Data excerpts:

((

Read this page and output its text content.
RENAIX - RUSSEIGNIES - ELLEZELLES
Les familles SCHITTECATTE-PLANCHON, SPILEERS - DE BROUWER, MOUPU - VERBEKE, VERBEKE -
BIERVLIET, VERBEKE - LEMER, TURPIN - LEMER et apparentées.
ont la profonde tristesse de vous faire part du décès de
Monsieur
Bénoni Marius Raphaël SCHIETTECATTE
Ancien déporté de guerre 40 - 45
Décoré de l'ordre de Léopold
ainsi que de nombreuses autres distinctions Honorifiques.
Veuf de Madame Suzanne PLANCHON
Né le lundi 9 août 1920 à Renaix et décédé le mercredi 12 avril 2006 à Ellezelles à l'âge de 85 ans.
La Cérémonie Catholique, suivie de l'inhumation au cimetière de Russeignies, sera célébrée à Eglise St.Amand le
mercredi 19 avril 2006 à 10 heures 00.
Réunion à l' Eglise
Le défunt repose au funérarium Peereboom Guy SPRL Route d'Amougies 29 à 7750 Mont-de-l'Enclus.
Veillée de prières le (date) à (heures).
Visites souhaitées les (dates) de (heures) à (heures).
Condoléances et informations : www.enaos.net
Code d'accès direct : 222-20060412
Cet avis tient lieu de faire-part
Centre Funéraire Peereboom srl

))

### WRITTEN TASK
Using the records above, list each line that includes "heures".

### RESULT OF THE EXERCISE
mercredi 19 avril 2006 à 10 heures 00.
Veillée de prières le (date) à (heures).
Visites souhaitées les (dates) de (heures) à (heures).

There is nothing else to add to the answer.